> _TASK DESCRIPTION_: Records follow. Select each line holding "xlabel".

> _SOURCE RECORDS_:

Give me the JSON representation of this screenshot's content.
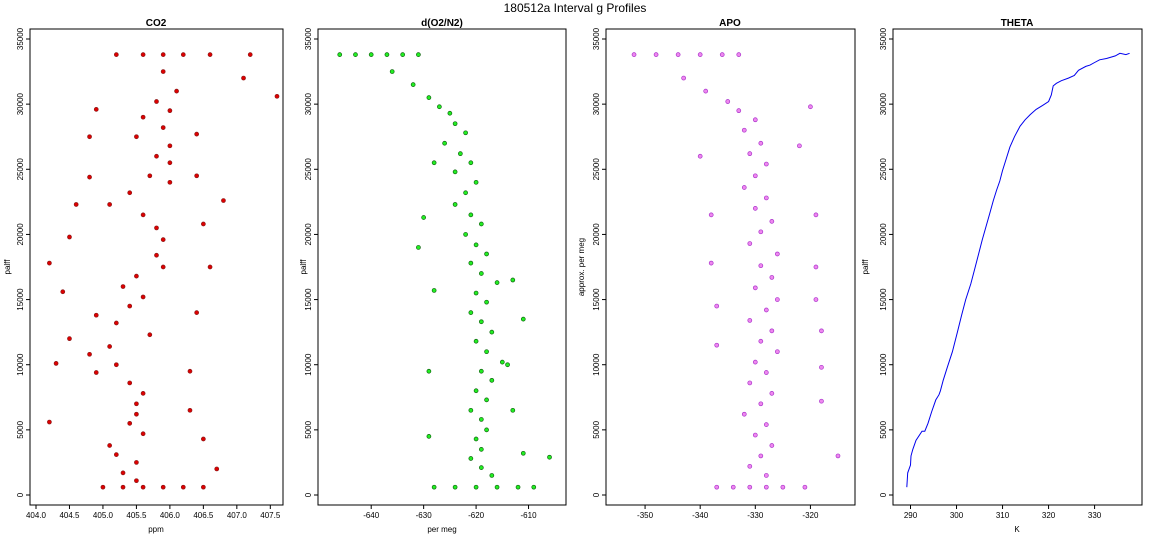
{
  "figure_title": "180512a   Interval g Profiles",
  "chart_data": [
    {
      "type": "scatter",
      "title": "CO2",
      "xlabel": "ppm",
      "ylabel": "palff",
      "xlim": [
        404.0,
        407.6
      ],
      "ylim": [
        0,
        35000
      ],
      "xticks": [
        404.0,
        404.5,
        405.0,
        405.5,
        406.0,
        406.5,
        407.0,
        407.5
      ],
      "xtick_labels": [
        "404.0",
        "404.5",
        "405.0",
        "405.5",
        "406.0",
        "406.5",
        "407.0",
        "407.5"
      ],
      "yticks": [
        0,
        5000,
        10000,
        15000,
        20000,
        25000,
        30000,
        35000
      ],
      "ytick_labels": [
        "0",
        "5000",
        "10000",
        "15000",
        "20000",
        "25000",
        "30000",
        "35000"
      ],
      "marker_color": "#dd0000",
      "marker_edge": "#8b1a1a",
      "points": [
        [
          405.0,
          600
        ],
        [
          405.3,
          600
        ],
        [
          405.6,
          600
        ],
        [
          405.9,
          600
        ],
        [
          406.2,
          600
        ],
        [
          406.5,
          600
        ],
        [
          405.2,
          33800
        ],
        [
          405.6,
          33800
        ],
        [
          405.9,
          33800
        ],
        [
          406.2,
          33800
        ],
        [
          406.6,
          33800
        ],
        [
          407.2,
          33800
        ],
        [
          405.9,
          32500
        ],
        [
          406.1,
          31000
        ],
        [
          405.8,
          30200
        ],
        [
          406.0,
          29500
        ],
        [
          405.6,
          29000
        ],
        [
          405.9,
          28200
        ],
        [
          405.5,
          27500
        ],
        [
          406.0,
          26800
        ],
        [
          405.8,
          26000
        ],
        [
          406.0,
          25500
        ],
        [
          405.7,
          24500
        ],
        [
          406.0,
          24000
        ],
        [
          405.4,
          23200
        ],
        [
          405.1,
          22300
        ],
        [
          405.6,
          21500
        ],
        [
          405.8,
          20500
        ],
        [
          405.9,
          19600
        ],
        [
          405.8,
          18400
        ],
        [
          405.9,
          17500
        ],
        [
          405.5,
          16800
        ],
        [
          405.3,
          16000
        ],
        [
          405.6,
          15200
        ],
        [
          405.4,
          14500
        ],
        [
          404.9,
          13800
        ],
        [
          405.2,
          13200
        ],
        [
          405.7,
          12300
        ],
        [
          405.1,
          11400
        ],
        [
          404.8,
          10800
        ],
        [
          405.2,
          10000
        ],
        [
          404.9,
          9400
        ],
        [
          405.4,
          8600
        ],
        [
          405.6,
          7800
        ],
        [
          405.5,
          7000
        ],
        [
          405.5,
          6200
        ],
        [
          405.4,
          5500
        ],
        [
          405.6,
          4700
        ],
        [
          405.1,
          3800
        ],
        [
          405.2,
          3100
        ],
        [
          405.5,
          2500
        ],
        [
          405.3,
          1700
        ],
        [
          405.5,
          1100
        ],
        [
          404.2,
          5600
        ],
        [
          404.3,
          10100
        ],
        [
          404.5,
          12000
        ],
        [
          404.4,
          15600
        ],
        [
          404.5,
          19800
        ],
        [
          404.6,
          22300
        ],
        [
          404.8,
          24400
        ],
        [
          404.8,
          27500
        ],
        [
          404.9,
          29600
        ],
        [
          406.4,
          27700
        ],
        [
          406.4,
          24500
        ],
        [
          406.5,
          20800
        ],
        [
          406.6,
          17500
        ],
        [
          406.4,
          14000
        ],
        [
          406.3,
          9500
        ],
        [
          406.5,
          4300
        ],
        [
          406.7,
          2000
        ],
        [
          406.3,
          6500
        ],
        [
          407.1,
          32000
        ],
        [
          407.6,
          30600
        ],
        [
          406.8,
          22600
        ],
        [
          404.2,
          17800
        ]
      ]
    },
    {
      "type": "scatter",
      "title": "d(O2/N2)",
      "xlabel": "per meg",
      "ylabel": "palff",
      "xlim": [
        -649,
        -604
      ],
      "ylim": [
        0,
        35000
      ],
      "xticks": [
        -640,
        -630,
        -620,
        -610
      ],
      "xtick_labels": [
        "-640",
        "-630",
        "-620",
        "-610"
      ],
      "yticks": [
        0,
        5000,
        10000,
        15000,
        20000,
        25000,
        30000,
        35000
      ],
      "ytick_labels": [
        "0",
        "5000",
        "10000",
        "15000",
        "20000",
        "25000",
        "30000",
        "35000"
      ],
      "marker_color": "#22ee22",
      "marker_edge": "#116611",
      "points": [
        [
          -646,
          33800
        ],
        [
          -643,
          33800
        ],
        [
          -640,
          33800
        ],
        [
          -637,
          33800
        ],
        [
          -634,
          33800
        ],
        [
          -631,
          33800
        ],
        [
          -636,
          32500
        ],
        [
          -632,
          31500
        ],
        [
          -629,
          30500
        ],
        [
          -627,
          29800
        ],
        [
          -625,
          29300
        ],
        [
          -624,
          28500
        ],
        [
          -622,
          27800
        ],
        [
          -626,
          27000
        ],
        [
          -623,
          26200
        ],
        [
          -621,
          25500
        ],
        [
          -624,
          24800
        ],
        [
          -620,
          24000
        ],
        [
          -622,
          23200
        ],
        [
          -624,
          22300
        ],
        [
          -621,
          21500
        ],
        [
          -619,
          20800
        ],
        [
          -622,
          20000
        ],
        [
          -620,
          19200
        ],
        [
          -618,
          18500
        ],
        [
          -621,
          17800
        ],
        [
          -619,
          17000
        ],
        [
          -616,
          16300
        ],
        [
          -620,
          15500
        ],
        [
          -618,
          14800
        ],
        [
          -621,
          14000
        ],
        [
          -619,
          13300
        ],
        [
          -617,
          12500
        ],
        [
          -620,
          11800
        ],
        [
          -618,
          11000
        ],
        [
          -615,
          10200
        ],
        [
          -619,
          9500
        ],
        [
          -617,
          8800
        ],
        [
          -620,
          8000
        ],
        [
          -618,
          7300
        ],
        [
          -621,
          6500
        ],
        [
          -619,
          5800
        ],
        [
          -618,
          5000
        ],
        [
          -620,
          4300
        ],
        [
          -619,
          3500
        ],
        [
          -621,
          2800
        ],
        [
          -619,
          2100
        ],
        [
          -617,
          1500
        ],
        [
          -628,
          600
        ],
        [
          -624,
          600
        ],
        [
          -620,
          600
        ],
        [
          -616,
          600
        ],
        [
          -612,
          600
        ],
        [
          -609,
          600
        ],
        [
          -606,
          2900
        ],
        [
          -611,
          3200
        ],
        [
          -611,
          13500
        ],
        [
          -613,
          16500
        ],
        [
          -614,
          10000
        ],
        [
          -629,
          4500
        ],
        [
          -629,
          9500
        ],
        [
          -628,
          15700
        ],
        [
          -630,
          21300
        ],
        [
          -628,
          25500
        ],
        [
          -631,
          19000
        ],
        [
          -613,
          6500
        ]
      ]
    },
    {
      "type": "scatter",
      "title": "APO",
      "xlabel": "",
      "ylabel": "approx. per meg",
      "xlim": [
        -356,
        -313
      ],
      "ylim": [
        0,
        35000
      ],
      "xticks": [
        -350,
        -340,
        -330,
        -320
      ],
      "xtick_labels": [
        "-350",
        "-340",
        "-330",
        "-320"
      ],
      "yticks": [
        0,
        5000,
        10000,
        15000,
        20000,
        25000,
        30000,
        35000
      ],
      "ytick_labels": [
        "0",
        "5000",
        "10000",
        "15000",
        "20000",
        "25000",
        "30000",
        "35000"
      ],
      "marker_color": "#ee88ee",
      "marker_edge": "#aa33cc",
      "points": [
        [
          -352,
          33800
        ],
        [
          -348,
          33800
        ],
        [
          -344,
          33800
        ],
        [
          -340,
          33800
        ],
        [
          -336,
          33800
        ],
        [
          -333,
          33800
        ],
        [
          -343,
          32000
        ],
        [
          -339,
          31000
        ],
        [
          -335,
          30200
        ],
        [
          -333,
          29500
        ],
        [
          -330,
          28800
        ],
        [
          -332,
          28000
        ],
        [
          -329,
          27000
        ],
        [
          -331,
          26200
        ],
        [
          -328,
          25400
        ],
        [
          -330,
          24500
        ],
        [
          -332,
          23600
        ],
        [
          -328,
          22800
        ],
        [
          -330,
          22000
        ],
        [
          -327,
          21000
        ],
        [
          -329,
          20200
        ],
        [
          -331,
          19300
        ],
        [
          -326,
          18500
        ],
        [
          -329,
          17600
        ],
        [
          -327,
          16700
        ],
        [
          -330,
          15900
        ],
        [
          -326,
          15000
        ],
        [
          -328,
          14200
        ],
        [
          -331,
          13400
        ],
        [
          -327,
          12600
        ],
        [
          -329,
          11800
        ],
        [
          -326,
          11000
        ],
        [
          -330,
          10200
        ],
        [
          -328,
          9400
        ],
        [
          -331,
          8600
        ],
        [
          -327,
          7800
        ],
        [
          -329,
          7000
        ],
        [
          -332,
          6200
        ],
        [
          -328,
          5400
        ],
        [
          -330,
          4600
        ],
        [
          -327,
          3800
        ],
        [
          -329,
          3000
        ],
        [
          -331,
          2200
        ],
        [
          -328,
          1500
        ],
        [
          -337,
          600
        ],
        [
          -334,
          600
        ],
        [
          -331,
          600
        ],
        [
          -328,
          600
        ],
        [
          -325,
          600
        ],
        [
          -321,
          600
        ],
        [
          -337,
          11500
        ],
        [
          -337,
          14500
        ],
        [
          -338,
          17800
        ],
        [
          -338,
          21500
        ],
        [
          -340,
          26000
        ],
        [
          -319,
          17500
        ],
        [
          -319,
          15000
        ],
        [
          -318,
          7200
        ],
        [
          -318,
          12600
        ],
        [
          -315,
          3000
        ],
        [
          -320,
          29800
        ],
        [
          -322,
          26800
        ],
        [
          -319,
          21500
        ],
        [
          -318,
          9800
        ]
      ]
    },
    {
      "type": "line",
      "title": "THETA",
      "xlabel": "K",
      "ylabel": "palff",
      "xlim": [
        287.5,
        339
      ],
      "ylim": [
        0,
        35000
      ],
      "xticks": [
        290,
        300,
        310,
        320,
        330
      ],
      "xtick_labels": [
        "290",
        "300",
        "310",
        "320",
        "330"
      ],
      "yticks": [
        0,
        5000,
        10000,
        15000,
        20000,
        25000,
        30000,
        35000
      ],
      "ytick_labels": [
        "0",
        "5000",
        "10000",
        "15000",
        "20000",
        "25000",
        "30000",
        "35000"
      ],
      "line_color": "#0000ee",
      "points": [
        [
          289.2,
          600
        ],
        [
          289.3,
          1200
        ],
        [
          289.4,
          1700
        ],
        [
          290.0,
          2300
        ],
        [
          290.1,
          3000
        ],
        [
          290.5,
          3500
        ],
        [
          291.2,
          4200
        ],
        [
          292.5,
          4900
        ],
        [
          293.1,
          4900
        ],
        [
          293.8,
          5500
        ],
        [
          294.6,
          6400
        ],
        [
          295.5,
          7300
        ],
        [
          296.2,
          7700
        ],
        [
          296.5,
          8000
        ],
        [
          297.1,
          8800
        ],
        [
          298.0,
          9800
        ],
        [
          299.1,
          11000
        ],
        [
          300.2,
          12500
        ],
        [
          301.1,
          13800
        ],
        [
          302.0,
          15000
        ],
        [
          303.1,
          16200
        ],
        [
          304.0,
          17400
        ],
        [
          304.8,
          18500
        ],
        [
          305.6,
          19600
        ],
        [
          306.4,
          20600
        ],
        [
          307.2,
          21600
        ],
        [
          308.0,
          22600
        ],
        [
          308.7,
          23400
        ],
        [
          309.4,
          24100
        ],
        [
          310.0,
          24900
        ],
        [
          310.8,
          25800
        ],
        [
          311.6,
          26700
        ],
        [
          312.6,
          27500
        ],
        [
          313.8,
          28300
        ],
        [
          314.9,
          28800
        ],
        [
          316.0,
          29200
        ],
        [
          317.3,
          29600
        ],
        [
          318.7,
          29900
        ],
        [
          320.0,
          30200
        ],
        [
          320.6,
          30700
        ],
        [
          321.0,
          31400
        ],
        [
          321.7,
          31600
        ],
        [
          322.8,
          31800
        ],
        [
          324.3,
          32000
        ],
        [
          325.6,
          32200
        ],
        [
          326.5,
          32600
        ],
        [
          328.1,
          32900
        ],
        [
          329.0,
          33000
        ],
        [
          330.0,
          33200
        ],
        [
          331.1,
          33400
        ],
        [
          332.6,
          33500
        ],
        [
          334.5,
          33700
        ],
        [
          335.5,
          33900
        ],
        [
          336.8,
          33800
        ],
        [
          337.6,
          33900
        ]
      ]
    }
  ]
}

> _WRITTEN SOLUTION_:
      "xlabel": "ppm",
      "xlabel": "per meg",
      "xlabel": "",
      "xlabel": "K",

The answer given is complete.